═══ Stored records

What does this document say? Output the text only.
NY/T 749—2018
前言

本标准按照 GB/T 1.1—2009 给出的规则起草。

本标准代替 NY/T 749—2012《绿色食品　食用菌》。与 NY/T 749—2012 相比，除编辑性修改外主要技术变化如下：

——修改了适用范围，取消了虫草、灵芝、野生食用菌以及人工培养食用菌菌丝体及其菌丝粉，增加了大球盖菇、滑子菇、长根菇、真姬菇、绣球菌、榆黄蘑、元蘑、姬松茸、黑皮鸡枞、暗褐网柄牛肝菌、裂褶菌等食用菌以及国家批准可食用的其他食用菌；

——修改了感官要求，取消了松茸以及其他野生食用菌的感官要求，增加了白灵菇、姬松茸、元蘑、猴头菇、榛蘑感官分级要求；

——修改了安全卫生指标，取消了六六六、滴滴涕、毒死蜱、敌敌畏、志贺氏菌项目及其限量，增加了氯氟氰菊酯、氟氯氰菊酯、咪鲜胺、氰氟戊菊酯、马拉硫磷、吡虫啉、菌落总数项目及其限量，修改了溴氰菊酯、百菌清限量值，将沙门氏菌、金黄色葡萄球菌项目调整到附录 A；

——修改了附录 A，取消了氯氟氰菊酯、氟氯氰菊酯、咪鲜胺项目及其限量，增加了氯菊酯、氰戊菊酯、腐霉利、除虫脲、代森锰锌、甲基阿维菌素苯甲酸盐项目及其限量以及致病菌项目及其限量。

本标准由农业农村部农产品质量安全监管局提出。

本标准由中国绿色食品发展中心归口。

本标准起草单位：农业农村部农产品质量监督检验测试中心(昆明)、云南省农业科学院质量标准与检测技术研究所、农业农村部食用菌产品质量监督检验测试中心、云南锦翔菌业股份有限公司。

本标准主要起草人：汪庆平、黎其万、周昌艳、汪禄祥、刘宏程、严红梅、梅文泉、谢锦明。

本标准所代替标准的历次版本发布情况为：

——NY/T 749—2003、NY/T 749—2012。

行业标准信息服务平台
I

══════

What the task requires
Print all of the entries again, exactly as written.

Problem solution
What does this document say? Output the text only.
NY/T 749—2018
前言

本标准按照 GB/T 1.1—2009 给出的规则起草。

本标准代替 NY/T 749—2012《绿色食品　食用菌》。与 NY/T 749—2012 相比，除编辑性修改外主要技术变化如下：

——修改了适用范围，取消了虫草、灵芝、野生食用菌以及人工培养食用菌菌丝体及其菌丝粉，增加了大球盖菇、滑子菇、长根菇、真姬菇、绣球菌、榆黄蘑、元蘑、姬松茸、黑皮鸡枞、暗褐网柄牛肝菌、裂褶菌等食用菌以及国家批准可食用的其他食用菌；

——修改了感官要求，取消了松茸以及其他野生食用菌的感官要求，增加了白灵菇、姬松茸、元蘑、猴头菇、榛蘑感官分级要求；

——修改了安全卫生指标，取消了六六六、滴滴涕、毒死蜱、敌敌畏、志贺氏菌项目及其限量，增加了氯氟氰菊酯、氟氯氰菊酯、咪鲜胺、氰氟戊菊酯、马拉硫磷、吡虫啉、菌落总数项目及其限量，修改了溴氰菊酯、百菌清限量值，将沙门氏菌、金黄色葡萄球菌项目调整到附录 A；

——修改了附录 A，取消了氯氟氰菊酯、氟氯氰菊酯、咪鲜胺项目及其限量，增加了氯菊酯、氰戊菊酯、腐霉利、除虫脲、代森锰锌、甲基阿维菌素苯甲酸盐项目及其限量以及致病菌项目及其限量。

本标准由农业农村部农产品质量安全监管局提出。

本标准由中国绿色食品发展中心归口。

本标准起草单位：农业农村部农产品质量监督检验测试中心(昆明)、云南省农业科学院质量标准与检测技术研究所、农业农村部食用菌产品质量监督检验测试中心、云南锦翔菌业股份有限公司。

本标准主要起草人：汪庆平、黎其万、周昌艳、汪禄祥、刘宏程、严红梅、梅文泉、谢锦明。

本标准所代替标准的历次版本发布情况为：

——NY/T 749—2003、NY/T 749—2012。

行业标准信息服务平台
I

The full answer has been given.